═══ Source records ═══
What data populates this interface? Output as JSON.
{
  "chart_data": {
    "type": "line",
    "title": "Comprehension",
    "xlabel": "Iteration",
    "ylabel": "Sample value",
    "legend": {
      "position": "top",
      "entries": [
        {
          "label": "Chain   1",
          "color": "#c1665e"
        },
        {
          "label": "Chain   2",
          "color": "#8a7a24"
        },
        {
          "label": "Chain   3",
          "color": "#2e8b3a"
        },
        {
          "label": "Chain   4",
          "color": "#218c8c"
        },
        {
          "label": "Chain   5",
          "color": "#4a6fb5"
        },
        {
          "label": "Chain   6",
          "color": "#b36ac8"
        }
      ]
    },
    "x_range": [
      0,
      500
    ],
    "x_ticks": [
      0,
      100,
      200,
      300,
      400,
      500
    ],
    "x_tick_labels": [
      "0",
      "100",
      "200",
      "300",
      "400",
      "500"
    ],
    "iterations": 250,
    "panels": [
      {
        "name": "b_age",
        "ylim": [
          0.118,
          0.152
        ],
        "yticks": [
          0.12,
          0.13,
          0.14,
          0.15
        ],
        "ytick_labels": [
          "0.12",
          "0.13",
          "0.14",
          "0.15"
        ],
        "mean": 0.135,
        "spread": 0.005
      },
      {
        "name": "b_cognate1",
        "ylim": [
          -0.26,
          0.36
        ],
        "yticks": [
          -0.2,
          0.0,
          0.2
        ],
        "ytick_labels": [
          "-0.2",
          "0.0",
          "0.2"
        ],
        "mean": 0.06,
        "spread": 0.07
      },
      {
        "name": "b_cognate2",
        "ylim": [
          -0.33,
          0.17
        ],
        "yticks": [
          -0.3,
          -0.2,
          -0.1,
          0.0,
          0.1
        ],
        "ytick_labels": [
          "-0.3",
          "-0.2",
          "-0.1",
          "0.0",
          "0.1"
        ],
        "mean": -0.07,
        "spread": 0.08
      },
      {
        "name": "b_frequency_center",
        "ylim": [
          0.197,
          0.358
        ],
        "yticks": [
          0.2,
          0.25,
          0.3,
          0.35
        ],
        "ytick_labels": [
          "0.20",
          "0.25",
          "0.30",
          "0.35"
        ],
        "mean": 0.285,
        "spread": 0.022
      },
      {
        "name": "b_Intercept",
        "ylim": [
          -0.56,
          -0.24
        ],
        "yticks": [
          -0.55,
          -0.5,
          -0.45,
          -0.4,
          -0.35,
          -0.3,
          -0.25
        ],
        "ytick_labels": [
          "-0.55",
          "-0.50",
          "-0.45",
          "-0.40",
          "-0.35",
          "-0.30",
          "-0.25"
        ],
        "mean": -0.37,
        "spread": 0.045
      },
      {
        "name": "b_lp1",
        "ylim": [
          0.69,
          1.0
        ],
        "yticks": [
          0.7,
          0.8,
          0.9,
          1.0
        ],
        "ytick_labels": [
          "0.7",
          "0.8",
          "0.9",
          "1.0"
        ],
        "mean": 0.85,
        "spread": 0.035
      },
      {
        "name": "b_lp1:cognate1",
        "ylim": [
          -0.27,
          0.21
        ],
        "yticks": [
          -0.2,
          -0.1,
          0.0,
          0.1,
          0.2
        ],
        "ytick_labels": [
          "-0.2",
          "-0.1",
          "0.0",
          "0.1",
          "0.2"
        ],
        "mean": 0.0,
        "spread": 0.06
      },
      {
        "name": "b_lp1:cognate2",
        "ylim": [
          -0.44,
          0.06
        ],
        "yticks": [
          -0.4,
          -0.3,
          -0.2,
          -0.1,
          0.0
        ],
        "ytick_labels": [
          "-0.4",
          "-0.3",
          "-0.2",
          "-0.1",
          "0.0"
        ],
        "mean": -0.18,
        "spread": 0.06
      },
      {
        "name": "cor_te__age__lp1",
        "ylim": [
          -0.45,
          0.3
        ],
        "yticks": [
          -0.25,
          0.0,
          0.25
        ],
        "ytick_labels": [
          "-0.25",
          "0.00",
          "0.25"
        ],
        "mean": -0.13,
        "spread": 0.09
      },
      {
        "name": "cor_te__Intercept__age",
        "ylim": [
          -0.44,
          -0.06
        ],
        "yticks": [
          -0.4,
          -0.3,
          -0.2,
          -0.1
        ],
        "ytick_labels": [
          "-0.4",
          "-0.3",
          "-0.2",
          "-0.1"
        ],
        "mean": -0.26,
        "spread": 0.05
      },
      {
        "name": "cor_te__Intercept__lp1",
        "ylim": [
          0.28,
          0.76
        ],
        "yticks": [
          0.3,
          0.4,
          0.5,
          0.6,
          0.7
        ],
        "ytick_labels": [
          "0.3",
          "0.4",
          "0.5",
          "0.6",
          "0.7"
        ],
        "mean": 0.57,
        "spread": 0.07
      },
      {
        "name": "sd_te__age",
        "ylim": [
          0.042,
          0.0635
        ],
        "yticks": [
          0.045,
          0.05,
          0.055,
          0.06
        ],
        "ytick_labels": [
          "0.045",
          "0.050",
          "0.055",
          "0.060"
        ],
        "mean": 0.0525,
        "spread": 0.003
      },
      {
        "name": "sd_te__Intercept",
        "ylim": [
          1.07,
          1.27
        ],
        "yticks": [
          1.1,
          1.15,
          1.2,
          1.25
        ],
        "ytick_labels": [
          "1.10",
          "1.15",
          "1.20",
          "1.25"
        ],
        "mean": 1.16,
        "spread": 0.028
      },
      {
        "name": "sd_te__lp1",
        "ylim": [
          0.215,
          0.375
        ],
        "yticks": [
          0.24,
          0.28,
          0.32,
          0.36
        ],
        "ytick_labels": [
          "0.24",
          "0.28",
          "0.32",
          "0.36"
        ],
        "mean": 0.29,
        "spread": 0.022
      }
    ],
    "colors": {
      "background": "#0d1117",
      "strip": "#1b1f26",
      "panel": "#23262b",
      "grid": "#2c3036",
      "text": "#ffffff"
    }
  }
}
═══
* _Requirement_
Copy each line that contains the word "Chain".

* _Output of the exercise_
          "label": "Chain   1",
          "label": "Chain   2",
          "label": "Chain   3",
          "label": "Chain   4",
          "label": "Chain   5",
          "label": "Chain   6",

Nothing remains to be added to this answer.